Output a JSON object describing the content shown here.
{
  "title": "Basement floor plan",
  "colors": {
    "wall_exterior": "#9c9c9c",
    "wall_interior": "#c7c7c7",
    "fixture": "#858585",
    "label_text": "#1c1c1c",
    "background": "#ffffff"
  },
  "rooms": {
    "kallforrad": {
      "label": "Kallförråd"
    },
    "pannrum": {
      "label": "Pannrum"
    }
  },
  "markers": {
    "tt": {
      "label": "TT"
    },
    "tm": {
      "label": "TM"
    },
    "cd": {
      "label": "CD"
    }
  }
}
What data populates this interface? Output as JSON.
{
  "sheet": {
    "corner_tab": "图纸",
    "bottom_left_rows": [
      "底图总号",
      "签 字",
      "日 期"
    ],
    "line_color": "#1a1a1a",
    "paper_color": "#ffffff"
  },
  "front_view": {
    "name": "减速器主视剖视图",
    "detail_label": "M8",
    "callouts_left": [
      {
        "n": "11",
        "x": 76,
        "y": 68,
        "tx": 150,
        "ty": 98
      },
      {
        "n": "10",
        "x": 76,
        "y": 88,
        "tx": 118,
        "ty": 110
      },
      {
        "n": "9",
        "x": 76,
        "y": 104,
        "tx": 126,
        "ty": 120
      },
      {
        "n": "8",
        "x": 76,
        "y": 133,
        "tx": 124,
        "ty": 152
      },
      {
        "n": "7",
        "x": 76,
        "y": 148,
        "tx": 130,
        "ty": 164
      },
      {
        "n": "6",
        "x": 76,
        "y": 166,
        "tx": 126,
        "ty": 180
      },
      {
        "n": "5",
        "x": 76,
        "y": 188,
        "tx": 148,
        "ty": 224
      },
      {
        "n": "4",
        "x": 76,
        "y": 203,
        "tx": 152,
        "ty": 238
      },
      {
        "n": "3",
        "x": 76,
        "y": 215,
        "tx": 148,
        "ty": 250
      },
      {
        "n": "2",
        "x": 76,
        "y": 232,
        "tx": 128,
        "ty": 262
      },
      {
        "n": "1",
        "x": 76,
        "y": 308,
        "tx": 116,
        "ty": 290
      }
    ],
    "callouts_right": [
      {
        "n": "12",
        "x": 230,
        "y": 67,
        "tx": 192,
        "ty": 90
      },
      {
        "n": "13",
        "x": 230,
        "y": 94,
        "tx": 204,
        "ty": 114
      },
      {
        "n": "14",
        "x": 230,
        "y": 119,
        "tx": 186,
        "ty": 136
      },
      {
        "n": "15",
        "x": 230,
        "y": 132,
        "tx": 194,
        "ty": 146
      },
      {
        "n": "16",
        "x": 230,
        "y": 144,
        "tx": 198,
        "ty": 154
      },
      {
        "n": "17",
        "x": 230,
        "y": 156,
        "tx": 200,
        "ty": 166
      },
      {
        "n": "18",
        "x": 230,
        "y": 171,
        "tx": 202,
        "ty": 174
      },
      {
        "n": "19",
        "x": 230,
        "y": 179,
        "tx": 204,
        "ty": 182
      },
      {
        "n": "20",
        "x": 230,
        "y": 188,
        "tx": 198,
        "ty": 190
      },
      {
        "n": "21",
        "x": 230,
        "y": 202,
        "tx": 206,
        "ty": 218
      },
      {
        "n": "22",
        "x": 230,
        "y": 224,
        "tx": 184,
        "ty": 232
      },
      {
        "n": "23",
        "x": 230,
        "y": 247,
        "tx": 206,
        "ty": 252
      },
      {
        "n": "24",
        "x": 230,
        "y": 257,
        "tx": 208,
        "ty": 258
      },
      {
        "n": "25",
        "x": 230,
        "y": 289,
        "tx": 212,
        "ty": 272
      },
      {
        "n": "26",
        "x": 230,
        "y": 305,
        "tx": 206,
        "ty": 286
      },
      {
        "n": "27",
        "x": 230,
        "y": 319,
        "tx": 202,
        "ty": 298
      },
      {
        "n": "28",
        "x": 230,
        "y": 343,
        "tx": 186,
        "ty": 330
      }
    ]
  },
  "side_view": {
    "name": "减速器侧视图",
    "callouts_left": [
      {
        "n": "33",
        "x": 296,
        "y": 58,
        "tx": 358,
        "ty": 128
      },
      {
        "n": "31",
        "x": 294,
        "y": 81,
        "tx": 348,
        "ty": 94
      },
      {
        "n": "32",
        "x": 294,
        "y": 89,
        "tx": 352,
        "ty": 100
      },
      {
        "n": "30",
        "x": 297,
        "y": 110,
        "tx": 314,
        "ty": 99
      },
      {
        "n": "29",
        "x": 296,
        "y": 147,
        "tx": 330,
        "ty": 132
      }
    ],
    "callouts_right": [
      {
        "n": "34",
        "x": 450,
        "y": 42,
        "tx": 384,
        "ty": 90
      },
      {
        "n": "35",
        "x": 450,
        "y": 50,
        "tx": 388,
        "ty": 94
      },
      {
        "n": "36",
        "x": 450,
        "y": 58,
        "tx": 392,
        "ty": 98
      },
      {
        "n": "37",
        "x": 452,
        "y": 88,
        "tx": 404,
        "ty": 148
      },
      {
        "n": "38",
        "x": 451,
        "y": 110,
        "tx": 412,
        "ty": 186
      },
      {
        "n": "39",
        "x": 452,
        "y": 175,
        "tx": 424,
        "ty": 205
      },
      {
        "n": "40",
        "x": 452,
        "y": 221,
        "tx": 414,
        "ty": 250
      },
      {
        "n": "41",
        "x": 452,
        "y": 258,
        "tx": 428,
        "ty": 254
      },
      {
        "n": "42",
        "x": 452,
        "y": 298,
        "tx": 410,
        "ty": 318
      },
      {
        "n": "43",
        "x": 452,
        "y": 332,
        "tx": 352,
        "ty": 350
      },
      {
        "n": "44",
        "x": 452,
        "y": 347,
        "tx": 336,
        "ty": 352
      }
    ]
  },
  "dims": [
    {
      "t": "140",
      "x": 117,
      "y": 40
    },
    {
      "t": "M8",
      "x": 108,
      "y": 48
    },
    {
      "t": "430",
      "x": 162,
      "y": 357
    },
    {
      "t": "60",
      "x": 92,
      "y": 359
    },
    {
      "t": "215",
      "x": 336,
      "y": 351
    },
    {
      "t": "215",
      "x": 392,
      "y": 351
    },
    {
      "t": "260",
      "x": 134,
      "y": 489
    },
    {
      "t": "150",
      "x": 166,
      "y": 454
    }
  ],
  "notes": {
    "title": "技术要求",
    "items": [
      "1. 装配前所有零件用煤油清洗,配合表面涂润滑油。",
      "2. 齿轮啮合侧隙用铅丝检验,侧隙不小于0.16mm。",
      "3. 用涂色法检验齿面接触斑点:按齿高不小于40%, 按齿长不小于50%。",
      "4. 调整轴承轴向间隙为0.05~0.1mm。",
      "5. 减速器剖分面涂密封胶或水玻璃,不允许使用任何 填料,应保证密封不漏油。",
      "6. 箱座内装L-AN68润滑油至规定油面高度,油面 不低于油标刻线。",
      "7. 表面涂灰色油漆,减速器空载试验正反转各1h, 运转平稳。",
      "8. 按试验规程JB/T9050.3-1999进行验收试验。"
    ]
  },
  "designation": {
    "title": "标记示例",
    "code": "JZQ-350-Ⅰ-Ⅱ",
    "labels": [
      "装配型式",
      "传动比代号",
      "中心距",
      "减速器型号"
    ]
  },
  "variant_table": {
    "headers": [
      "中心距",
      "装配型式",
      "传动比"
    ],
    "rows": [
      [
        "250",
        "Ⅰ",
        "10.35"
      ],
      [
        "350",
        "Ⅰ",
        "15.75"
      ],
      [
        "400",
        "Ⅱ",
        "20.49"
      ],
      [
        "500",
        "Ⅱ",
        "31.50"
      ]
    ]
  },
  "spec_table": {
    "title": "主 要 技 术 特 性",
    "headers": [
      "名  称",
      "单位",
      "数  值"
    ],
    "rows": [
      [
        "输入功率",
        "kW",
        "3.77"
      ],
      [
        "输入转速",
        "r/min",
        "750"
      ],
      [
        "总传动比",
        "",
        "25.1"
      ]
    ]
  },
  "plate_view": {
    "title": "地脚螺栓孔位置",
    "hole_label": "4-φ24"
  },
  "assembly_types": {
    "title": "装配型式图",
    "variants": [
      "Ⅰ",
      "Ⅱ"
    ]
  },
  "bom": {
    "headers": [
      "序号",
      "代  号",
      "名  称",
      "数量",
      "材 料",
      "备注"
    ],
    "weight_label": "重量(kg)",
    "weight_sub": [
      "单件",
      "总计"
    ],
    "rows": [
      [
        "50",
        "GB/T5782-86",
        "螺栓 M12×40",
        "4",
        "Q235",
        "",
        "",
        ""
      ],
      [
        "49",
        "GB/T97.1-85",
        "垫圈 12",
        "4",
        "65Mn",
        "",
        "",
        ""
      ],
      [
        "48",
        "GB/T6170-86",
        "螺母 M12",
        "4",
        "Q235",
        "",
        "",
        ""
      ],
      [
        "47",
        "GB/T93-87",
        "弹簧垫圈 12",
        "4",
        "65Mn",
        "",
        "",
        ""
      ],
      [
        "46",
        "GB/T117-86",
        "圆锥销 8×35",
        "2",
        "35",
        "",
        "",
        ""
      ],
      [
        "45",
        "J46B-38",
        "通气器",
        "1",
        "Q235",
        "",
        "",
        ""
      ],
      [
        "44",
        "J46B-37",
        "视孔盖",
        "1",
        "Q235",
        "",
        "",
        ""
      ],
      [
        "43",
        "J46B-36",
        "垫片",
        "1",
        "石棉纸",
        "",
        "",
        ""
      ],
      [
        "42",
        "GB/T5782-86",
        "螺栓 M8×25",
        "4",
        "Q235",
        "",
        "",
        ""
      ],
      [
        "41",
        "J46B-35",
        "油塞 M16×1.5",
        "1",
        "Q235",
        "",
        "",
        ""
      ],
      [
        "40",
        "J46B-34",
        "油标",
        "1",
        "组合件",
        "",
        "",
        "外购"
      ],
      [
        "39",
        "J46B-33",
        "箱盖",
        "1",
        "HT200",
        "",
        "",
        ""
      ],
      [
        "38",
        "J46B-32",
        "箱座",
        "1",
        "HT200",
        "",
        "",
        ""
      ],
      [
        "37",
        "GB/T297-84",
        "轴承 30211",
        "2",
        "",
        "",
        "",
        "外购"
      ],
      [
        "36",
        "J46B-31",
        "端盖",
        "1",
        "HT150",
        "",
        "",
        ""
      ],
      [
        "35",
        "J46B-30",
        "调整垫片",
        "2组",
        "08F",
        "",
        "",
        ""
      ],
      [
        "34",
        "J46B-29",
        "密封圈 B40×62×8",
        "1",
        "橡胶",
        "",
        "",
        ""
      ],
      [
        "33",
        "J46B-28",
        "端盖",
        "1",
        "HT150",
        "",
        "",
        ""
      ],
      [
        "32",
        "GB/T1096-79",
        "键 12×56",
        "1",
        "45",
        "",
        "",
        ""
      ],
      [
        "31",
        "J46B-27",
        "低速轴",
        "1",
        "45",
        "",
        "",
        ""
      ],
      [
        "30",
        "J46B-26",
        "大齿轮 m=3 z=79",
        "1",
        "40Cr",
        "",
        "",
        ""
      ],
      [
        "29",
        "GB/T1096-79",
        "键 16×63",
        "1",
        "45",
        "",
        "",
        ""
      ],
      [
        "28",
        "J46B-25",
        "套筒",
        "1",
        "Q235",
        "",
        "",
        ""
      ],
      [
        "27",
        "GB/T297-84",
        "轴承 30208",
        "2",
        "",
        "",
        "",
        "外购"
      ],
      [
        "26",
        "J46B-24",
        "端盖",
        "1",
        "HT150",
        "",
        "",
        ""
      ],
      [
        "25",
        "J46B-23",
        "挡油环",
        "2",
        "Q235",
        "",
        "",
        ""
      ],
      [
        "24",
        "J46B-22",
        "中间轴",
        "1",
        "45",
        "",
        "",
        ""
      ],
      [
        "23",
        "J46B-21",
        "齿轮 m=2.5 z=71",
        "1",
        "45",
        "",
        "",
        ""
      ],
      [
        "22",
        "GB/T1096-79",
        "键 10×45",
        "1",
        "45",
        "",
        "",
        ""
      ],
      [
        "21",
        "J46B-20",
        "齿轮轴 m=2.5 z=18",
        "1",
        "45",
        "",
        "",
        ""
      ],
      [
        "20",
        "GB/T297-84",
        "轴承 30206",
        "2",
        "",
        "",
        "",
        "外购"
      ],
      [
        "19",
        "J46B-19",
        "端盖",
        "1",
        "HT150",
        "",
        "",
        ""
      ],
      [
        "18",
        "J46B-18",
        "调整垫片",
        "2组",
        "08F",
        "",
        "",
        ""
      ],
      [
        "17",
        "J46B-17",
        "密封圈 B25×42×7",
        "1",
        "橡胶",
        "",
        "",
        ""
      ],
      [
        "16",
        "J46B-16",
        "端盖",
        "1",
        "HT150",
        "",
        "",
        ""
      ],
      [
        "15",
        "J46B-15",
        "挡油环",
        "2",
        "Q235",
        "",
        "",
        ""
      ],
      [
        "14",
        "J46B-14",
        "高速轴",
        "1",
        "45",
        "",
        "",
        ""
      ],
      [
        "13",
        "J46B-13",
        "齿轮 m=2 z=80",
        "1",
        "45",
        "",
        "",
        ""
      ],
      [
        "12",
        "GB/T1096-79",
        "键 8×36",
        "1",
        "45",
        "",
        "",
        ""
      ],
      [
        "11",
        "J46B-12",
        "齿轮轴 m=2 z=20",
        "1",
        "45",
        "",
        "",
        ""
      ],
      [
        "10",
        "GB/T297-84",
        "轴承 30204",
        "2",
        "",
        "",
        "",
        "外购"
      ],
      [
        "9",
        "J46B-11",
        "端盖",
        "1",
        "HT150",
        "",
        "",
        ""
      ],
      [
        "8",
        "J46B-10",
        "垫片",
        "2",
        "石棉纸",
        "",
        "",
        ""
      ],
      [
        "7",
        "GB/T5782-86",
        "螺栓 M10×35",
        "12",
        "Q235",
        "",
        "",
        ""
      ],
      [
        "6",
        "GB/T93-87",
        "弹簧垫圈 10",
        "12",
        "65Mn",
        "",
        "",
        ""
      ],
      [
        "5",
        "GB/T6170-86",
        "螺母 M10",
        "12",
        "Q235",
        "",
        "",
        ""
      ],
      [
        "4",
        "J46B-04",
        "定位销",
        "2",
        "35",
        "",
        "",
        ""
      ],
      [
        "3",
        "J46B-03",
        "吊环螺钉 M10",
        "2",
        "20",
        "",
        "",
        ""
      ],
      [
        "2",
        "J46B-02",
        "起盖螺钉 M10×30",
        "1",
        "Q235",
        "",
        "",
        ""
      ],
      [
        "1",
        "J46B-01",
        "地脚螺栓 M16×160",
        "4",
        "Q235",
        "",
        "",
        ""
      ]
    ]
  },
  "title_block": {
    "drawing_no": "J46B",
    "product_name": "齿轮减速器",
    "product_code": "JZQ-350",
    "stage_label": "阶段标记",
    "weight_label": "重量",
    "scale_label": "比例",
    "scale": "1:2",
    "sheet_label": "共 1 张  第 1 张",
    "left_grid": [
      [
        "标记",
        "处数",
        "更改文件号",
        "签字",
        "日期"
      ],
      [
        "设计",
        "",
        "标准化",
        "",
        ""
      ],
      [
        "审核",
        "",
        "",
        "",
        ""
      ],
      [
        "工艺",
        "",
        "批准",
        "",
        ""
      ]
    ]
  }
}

» **Task instructions**: Identify each line of the material where the word "ffffff" shows up, and copy it.

» **Exercise output**:
    "background": "#ffffff"
    "paper_color": "#ffffff"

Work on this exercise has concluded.